=== Data listing ===
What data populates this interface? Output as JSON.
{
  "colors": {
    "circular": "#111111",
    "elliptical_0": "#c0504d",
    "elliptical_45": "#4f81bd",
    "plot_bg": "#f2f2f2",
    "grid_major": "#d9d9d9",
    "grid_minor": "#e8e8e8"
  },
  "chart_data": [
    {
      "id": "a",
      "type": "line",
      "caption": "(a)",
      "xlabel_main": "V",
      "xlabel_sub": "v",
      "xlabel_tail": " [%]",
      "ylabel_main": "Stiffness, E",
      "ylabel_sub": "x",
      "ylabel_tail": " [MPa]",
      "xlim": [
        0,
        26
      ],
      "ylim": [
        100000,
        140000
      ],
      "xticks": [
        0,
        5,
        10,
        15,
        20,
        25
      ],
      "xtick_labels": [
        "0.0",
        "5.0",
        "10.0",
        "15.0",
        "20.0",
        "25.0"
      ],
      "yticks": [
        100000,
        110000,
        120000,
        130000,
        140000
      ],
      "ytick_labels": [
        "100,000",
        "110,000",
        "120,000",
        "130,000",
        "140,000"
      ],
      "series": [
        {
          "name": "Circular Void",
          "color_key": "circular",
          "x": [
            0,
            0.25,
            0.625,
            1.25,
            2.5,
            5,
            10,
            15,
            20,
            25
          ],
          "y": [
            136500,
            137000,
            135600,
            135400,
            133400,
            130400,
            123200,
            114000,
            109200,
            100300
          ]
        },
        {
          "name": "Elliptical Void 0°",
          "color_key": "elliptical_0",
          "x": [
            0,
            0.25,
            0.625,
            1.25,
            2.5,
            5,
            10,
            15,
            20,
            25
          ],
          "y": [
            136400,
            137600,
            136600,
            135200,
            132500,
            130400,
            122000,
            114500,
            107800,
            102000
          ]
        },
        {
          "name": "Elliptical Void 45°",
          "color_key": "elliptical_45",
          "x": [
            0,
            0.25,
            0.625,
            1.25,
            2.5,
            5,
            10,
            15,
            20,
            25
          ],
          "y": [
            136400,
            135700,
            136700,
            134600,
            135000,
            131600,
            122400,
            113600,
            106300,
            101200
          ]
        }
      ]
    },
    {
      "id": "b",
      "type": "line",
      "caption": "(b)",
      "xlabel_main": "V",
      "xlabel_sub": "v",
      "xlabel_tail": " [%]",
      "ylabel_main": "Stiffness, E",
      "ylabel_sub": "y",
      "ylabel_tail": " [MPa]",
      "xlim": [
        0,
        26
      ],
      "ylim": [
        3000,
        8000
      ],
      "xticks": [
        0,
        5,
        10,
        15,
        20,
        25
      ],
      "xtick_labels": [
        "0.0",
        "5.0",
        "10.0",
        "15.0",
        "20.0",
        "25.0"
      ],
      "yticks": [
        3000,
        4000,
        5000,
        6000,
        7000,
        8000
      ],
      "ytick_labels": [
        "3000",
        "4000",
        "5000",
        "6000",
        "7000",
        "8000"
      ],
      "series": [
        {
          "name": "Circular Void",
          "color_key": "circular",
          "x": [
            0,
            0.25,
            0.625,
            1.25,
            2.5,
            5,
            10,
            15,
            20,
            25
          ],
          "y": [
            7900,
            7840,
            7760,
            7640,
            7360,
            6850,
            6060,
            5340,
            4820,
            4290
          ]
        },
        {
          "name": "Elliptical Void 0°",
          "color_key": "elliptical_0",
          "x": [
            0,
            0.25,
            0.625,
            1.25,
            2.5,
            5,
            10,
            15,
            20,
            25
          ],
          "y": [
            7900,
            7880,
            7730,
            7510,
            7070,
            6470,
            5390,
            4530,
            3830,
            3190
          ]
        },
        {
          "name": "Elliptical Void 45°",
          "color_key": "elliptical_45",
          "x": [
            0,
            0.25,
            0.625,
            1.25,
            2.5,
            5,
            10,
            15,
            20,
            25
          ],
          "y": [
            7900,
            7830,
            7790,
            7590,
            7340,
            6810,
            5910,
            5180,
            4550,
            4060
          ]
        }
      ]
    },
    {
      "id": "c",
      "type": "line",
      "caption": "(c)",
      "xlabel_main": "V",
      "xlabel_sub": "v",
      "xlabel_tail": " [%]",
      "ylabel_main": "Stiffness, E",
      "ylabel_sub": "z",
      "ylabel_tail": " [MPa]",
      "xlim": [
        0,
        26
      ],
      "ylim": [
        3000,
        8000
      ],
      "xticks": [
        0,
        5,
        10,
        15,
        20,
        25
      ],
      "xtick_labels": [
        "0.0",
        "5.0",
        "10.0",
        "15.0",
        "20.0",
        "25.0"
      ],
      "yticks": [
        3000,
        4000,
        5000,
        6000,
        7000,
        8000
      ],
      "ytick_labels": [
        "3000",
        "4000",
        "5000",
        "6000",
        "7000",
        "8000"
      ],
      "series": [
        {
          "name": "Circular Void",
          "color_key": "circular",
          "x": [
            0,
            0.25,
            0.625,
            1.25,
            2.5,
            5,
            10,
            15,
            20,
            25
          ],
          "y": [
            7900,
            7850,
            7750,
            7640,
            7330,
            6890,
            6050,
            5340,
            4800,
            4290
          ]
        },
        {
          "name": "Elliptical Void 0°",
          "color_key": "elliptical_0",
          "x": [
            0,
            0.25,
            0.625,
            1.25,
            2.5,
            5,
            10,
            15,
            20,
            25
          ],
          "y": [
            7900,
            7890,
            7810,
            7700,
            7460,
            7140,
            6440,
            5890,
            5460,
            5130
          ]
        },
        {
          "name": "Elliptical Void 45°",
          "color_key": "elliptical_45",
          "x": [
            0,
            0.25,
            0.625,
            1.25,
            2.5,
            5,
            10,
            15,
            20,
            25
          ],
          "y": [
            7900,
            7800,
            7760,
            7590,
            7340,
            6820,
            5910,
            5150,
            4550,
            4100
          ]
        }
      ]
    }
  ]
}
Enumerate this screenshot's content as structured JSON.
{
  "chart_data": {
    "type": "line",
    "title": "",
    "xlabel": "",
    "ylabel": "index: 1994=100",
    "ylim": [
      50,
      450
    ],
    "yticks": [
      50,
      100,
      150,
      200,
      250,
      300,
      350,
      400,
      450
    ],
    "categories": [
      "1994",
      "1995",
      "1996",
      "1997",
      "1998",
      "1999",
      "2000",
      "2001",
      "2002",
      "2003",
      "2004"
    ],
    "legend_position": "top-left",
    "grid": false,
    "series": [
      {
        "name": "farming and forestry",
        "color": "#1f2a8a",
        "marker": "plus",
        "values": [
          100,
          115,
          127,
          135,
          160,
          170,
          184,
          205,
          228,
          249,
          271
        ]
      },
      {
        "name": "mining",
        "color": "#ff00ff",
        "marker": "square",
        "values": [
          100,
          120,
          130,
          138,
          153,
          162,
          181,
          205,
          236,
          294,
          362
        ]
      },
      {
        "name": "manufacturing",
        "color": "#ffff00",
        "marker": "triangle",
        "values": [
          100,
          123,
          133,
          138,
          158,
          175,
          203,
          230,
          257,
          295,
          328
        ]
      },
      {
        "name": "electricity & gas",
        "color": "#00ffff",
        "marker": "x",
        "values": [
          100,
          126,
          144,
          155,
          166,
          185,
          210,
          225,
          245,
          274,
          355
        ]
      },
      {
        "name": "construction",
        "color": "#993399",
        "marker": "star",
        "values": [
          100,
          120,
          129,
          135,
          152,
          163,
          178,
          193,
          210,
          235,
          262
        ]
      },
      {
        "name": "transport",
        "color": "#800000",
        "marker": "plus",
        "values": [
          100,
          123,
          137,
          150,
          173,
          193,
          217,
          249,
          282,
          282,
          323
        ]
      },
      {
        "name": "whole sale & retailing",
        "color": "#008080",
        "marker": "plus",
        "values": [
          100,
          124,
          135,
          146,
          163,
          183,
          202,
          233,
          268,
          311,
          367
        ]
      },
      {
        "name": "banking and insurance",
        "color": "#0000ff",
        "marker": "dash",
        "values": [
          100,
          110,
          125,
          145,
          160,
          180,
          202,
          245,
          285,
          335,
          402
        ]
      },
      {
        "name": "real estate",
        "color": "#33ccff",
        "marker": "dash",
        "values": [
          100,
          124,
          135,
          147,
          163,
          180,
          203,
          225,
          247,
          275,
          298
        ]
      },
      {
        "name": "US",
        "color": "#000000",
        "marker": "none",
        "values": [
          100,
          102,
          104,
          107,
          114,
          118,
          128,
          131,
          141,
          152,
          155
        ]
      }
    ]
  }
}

=== Short problem ===
In the listing, find each line with the string "JSON" and copy it.

=== Right answer ===
What data populates this interface? Output as JSON.
Enumerate this screenshot's content as structured JSON.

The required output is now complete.